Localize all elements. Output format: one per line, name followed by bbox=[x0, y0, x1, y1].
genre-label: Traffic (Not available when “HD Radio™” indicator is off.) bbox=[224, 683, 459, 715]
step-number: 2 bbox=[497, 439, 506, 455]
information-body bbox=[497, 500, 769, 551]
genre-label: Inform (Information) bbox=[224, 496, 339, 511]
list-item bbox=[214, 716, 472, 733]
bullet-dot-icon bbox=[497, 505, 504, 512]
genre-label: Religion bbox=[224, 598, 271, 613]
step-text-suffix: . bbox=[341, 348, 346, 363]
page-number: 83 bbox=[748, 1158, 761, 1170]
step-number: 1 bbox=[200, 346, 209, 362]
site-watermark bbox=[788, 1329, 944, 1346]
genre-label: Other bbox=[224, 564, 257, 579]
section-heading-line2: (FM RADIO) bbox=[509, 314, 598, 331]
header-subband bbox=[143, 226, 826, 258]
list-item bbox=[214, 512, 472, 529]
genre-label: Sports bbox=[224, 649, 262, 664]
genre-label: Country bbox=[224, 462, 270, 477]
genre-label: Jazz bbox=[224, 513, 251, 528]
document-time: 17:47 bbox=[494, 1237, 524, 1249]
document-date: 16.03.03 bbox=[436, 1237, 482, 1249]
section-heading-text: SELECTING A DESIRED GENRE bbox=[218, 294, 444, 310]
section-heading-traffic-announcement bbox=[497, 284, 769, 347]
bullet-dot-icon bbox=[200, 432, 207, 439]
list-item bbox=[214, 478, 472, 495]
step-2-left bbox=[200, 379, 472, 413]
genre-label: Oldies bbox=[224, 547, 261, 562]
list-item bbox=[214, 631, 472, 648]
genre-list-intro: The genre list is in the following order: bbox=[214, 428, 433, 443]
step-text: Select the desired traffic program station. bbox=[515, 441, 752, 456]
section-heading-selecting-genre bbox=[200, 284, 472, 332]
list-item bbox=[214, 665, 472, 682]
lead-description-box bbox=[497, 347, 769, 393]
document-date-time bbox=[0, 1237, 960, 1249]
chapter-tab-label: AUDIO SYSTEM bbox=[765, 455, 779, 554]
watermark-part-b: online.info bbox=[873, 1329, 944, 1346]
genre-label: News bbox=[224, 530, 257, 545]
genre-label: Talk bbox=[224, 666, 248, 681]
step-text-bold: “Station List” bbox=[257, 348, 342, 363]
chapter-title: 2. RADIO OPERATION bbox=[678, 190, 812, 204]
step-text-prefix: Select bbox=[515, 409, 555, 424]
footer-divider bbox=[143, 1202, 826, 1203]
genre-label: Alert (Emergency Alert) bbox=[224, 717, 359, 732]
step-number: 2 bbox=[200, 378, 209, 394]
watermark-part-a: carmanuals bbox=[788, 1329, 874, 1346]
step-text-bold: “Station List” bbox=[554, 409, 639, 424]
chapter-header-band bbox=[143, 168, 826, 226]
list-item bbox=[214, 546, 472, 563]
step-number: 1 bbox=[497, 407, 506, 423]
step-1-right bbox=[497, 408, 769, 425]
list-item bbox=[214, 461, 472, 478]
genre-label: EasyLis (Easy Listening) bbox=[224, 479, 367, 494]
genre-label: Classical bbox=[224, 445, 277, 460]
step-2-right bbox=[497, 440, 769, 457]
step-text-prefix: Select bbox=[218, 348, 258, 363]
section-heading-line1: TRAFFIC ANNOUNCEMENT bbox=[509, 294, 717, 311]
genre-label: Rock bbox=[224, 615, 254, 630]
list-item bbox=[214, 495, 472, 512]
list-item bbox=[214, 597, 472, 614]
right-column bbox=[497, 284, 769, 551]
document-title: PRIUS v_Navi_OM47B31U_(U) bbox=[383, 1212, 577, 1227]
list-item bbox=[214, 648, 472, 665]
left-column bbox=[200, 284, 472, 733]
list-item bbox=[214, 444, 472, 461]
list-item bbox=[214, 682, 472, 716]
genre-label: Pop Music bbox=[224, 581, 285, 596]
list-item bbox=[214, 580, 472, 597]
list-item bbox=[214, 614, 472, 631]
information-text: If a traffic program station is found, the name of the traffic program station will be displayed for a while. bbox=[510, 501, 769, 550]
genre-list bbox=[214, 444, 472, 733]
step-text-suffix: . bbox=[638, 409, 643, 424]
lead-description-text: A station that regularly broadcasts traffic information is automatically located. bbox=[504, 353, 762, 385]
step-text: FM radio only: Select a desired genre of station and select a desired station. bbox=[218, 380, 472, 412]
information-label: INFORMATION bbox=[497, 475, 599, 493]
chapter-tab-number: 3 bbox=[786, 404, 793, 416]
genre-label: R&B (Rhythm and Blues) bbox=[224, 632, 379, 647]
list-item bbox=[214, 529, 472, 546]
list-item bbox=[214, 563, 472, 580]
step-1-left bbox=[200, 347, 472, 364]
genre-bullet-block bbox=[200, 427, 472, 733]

══════

■ GIVEN EXERCISE
Rewrite the rows from the first one through the line containing "genre-label: Inform (Information)", replacing "step-number" with "step-index" and leaving everything else unchanged.

■ OUTPUT FOR THIS EXERCISE
Localize all elements. Output format: one per line, name followed by bbox=[x0, y0, x1, y1].
genre-label: Traffic (Not available when “HD Radio™” indicator is off.) bbox=[224, 683, 459, 715]
step-index: 2 bbox=[497, 439, 506, 455]
information-body bbox=[497, 500, 769, 551]
genre-label: Inform (Information) bbox=[224, 496, 339, 511]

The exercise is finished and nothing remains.